:: ROWS

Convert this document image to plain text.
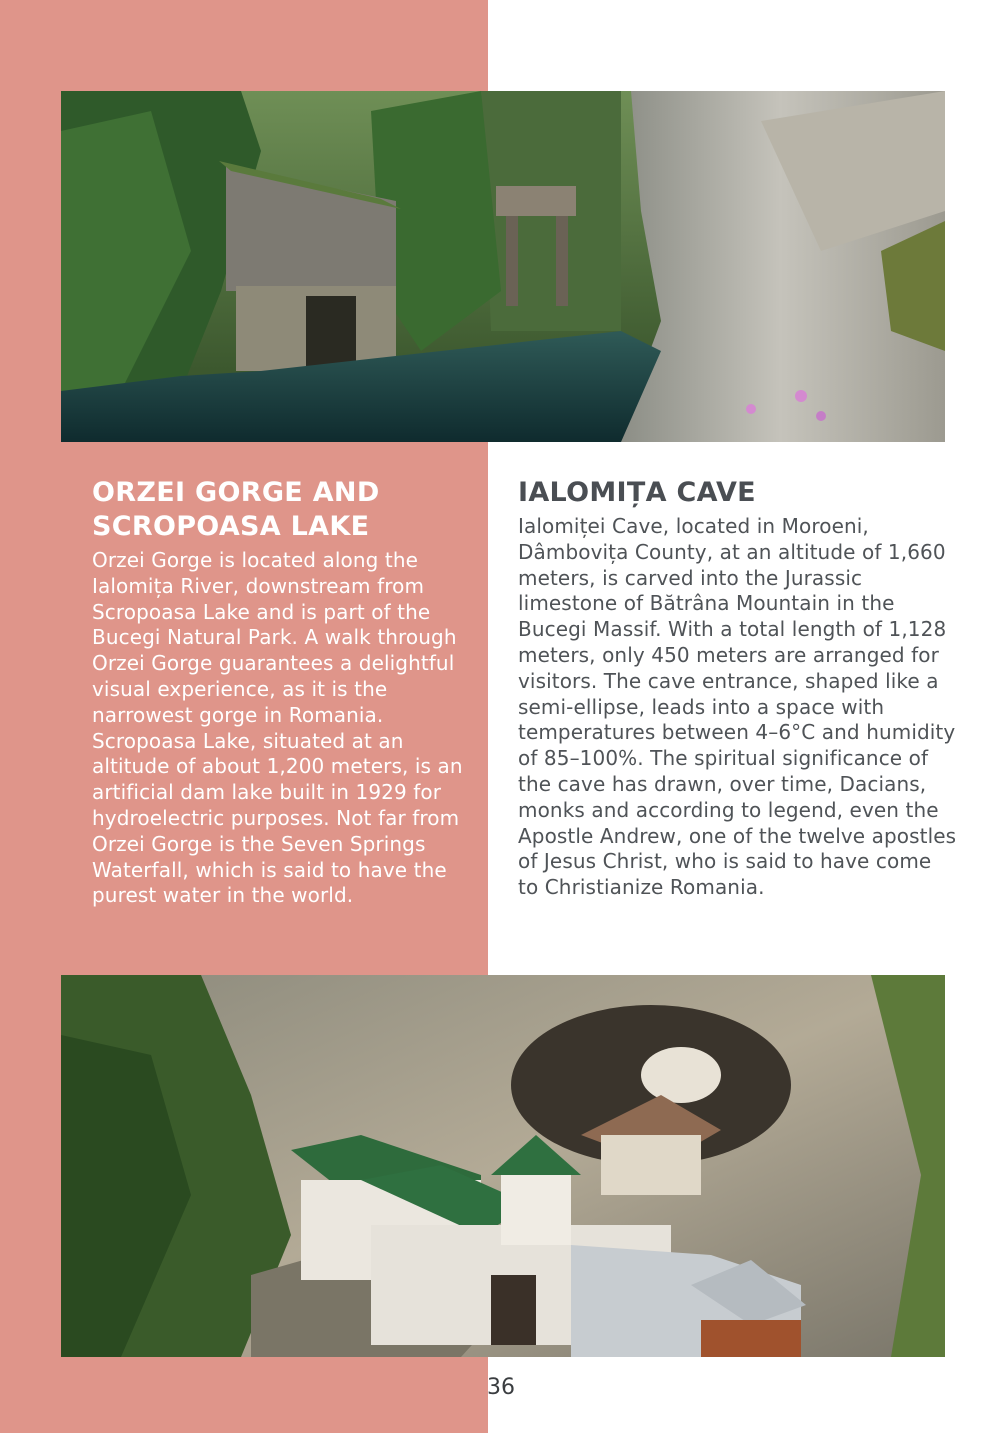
ORZEI GORGE AND
SCROPOASA LAKE

Orzei Gorge is located along the Ialomița River, downstream from Scropoasa Lake and is part of the Bucegi Natural Park. A walk through Orzei Gorge guarantees a delightful visual experience, as it is the narrowest gorge in Romania. Scropoasa Lake, situated at an altitude of about 1,200 meters, is an artificial dam lake built in 1929 for hydroelectric purposes. Not far from Orzei Gorge is the Seven Springs Waterfall, which is said to have the purest water in the world.

IALOMIȚA CAVE

Ialomiței Cave, located in Moroeni, Dâmbovița County, at an altitude of 1,660 meters, is carved into the Jurassic limestone of Bătrâna Mountain in the Bucegi Massif. With a total length of 1,128 meters, only 450 meters are arranged for visitors. The cave entrance, shaped like a semi-ellipse, leads into a space with temperatures between 4–6°C and humidity of 85–100%. The spiritual significance of the cave has drawn, over time, Dacians, monks and according to legend, even the Apostle Andrew, one of the twelve apostles of Jesus Christ, who is said to have come to Christianize Romania.

36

::::

OBJECTIVE
From the listing, extract all text exactly as given and drop any picture.

COMPLETED TASK
Convert this document image to plain text.
ORZEI GORGE AND
SCROPOASA LAKE

Orzei Gorge is located along the Ialomița River, downstream from Scropoasa Lake and is part of the Bucegi Natural Park. A walk through Orzei Gorge guarantees a delightful visual experience, as it is the narrowest gorge in Romania. Scropoasa Lake, situated at an altitude of about 1,200 meters, is an artificial dam lake built in 1929 for hydroelectric purposes. Not far from Orzei Gorge is the Seven Springs Waterfall, which is said to have the purest water in the world.

IALOMIȚA CAVE

Ialomiței Cave, located in Moroeni, Dâmbovița County, at an altitude of 1,660 meters, is carved into the Jurassic limestone of Bătrâna Mountain in the Bucegi Massif. With a total length of 1,128 meters, only 450 meters are arranged for visitors. The cave entrance, shaped like a semi-ellipse, leads into a space with temperatures between 4–6°C and humidity of 85–100%. The spiritual significance of the cave has drawn, over time, Dacians, monks and according to legend, even the Apostle Andrew, one of the twelve apostles of Jesus Christ, who is said to have come to Christianize Romania.

36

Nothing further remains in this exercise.